*Exercise brief*.
Leave out the images and repeat the listing below without a single change.

*Supplied data*.
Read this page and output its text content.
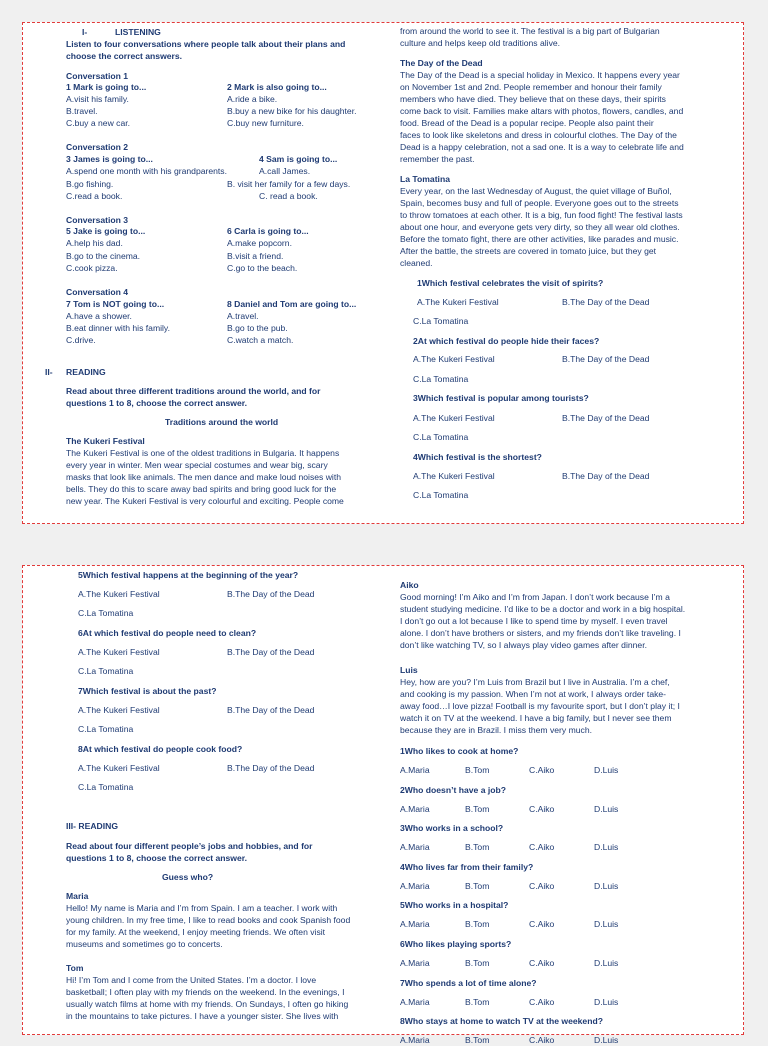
I-	LISTENING
Listen to four conversations where people talk about their plans and
choose the correct answers.
Conversation 1
1 Mark is going to...
A.visit his family.
B.travel.
C.buy a new car.
2 Mark is also going to...
A.ride a bike.
B.buy a new bike for his daughter.
C.buy new furniture.
Conversation 2
3 James is going to...
A.spend one month with his grandparents.
B.go fishing.
C.read a book.
4 Sam is going to...
A.call James.
B. visit her family for a few days.
C. read a book.
Conversation 3
5 Jake is going to...
A.help his dad.
B.go to the cinema.
C.cook pizza.
6 Carla is going to...
A.make popcorn.
B.visit a friend.
C.go to the beach.
Conversation 4
7 Tom is NOT going to...
A.have a shower.
B.eat dinner with his family.
C.drive.
8 Daniel and Tom are going to...
A.travel.
B.go to the pub.
C.watch a match.
II- READING
Read about three different traditions around the world, and for
questions 1 to 8, choose the correct answer.
Traditions around the world
The Kukeri Festival
The Kukeri Festival is one of the oldest traditions in Bulgaria. It happens
every year in winter. Men wear special costumes and wear big, scary
masks that look like animals. The men dance and make loud noises with
bells. They do this to scare away bad spirits and bring good luck for the
new year. The Kukeri Festival is very colourful and exciting. People come
from around the world to see it. The festival is a big part of Bulgarian
culture and helps keep old traditions alive.
The Day of the Dead
The Day of the Dead is a special holiday in Mexico. It happens every year
on November 1st and 2nd. People remember and honour their family
members who have died. They believe that on these days, their spirits
come back to visit. Families make altars with photos, flowers, candles, and
food. Bread of the Dead is a popular recipe. People also paint their
faces to look like skeletons and dress in colourful clothes. The Day of the
Dead is a happy celebration, not a sad one. It is a way to celebrate life and
remember the past.
La Tomatina
Every year, on the last Wednesday of August, the quiet village of Buñol,
Spain, becomes busy and full of people. Everyone goes out to the streets
to throw tomatoes at each other. It is a big, fun food fight! The festival lasts
about one hour, and everyone gets very dirty, so they all wear old clothes.
Before the tomato fight, there are other activities, like parades and music.
After the battle, the streets are covered in tomato juice, but they get
cleaned.
1Which festival celebrates the visit of spirits?
A.The Kukeri Festival	B.The Day of the Dead
C.La Tomatina
2At which festival do people hide their faces?
A.The Kukeri Festival	B.The Day of the Dead
C.La Tomatina
3Which festival is popular among tourists?
A.The Kukeri Festival	B.The Day of the Dead
C.La Tomatina
4Which festival is the shortest?
A.The Kukeri Festival	B.The Day of the Dead
C.La Tomatina
5Which festival happens at the beginning of the year?
A.The Kukeri Festival	B.The Day of the Dead
C.La Tomatina
6At which festival do people need to clean?
A.The Kukeri Festival	B.The Day of the Dead
C.La Tomatina
7Which festival is about the past?
A.The Kukeri Festival	B.The Day of the Dead
C.La Tomatina
8At which festival do people cook food?
A.The Kukeri Festival	B.The Day of the Dead
C.La Tomatina
III- READING
Read about four different people’s jobs and hobbies, and for
questions 1 to 8, choose the correct answer.
Guess who?
Maria
Hello! My name is Maria and I’m from Spain. I am a teacher. I work with
young children. In my free time, I like to read books and cook Spanish food
for my family. At the weekend, I enjoy meeting friends. We often visit
museums and sometimes go to concerts.
Tom
Hi! I’m Tom and I come from the United States. I’m a doctor. I love
basketball; I often play with my friends on the weekend. In the evenings, I
usually watch films at home with my friends. On Sundays, I often go hiking
in the mountains to take pictures. I have a younger sister. She lives with
Aiko
Good morning! I’m Aiko and I’m from Japan. I don’t work because I’m a
student studying medicine. I’d like to be a doctor and work in a big hospital.
I don’t go out a lot because I like to spend time by myself. I even travel
alone. I don’t have brothers or sisters, and my friends don’t like traveling. I
don’t like watching TV, so I always play video games after dinner.
Luis
Hey, how are you? I’m Luis from Brazil but I live in Australia. I’m a chef,
and cooking is my passion. When I’m not at work, I always order take-
away food…I love pizza! Football is my favourite sport, but I don’t play it; I
watch it on TV at the weekend. I have a big family, but I never see them
because they are in Brazil. I miss them very much.
1Who likes to cook at home?
A.Maria	B.Tom	C.Aiko	D.Luis
2Who doesn’t have a job?
A.Maria	B.Tom	C.Aiko	D.Luis
3Who works in a school?
A.Maria	B.Tom	C.Aiko	D.Luis
4Who lives far from their family?
A.Maria	B.Tom	C.Aiko	D.Luis
5Who works in a hospital?
A.Maria	B.Tom	C.Aiko	D.Luis
6Who likes playing sports?
A.Maria	B.Tom	C.Aiko	D.Luis
7Who spends a lot of time alone?
A.Maria	B.Tom	C.Aiko	D.Luis
8Who stays at home to watch TV at the weekend?
A.Maria	B.Tom	C.Aiko	D.Luis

*Written response*.
Read this page and output its text content.
I-	LISTENING
Listen to four conversations where people talk about their plans and
choose the correct answers.
Conversation 1
1 Mark is going to...
A.visit his family.
B.travel.
C.buy a new car.
2 Mark is also going to...
A.ride a bike.
B.buy a new bike for his daughter.
C.buy new furniture.
Conversation 2
3 James is going to...
A.spend one month with his grandparents.
B.go fishing.
C.read a book.
4 Sam is going to...
A.call James.
B. visit her family for a few days.
C. read a book.
Conversation 3
5 Jake is going to...
A.help his dad.
B.go to the cinema.
C.cook pizza.
6 Carla is going to...
A.make popcorn.
B.visit a friend.
C.go to the beach.
Conversation 4
7 Tom is NOT going to...
A.have a shower.
B.eat dinner with his family.
C.drive.
8 Daniel and Tom are going to...
A.travel.
B.go to the pub.
C.watch a match.
II- READING
Read about three different traditions around the world, and for
questions 1 to 8, choose the correct answer.
Traditions around the world
The Kukeri Festival
The Kukeri Festival is one of the oldest traditions in Bulgaria. It happens
every year in winter. Men wear special costumes and wear big, scary
masks that look like animals. The men dance and make loud noises with
bells. They do this to scare away bad spirits and bring good luck for the
new year. The Kukeri Festival is very colourful and exciting. People come
from around the world to see it. The festival is a big part of Bulgarian
culture and helps keep old traditions alive.
The Day of the Dead
The Day of the Dead is a special holiday in Mexico. It happens every year
on November 1st and 2nd. People remember and honour their family
members who have died. They believe that on these days, their spirits
come back to visit. Families make altars with photos, flowers, candles, and
food. Bread of the Dead is a popular recipe. People also paint their
faces to look like skeletons and dress in colourful clothes. The Day of the
Dead is a happy celebration, not a sad one. It is a way to celebrate life and
remember the past.
La Tomatina
Every year, on the last Wednesday of August, the quiet village of Buñol,
Spain, becomes busy and full of people. Everyone goes out to the streets
to throw tomatoes at each other. It is a big, fun food fight! The festival lasts
about one hour, and everyone gets very dirty, so they all wear old clothes.
Before the tomato fight, there are other activities, like parades and music.
After the battle, the streets are covered in tomato juice, but they get
cleaned.
1Which festival celebrates the visit of spirits?
A.The Kukeri Festival	B.The Day of the Dead
C.La Tomatina
2At which festival do people hide their faces?
A.The Kukeri Festival	B.The Day of the Dead
C.La Tomatina
3Which festival is popular among tourists?
A.The Kukeri Festival	B.The Day of the Dead
C.La Tomatina
4Which festival is the shortest?
A.The Kukeri Festival	B.The Day of the Dead
C.La Tomatina
5Which festival happens at the beginning of the year?
A.The Kukeri Festival	B.The Day of the Dead
C.La Tomatina
6At which festival do people need to clean?
A.The Kukeri Festival	B.The Day of the Dead
C.La Tomatina
7Which festival is about the past?
A.The Kukeri Festival	B.The Day of the Dead
C.La Tomatina
8At which festival do people cook food?
A.The Kukeri Festival	B.The Day of the Dead
C.La Tomatina
III- READING
Read about four different people’s jobs and hobbies, and for
questions 1 to 8, choose the correct answer.
Guess who?
Maria
Hello! My name is Maria and I’m from Spain. I am a teacher. I work with
young children. In my free time, I like to read books and cook Spanish food
for my family. At the weekend, I enjoy meeting friends. We often visit
museums and sometimes go to concerts.
Tom
Hi! I’m Tom and I come from the United States. I’m a doctor. I love
basketball; I often play with my friends on the weekend. In the evenings, I
usually watch films at home with my friends. On Sundays, I often go hiking
in the mountains to take pictures. I have a younger sister. She lives with
Aiko
Good morning! I’m Aiko and I’m from Japan. I don’t work because I’m a
student studying medicine. I’d like to be a doctor and work in a big hospital.
I don’t go out a lot because I like to spend time by myself. I even travel
alone. I don’t have brothers or sisters, and my friends don’t like traveling. I
don’t like watching TV, so I always play video games after dinner.
Luis
Hey, how are you? I’m Luis from Brazil but I live in Australia. I’m a chef,
and cooking is my passion. When I’m not at work, I always order take-
away food…I love pizza! Football is my favourite sport, but I don’t play it; I
watch it on TV at the weekend. I have a big family, but I never see them
because they are in Brazil. I miss them very much.
1Who likes to cook at home?
A.Maria	B.Tom	C.Aiko	D.Luis
2Who doesn’t have a job?
A.Maria	B.Tom	C.Aiko	D.Luis
3Who works in a school?
A.Maria	B.Tom	C.Aiko	D.Luis
4Who lives far from their family?
A.Maria	B.Tom	C.Aiko	D.Luis
5Who works in a hospital?
A.Maria	B.Tom	C.Aiko	D.Luis
6Who likes playing sports?
A.Maria	B.Tom	C.Aiko	D.Luis
7Who spends a lot of time alone?
A.Maria	B.Tom	C.Aiko	D.Luis
8Who stays at home to watch TV at the weekend?
A.Maria	B.Tom	C.Aiko	D.Luis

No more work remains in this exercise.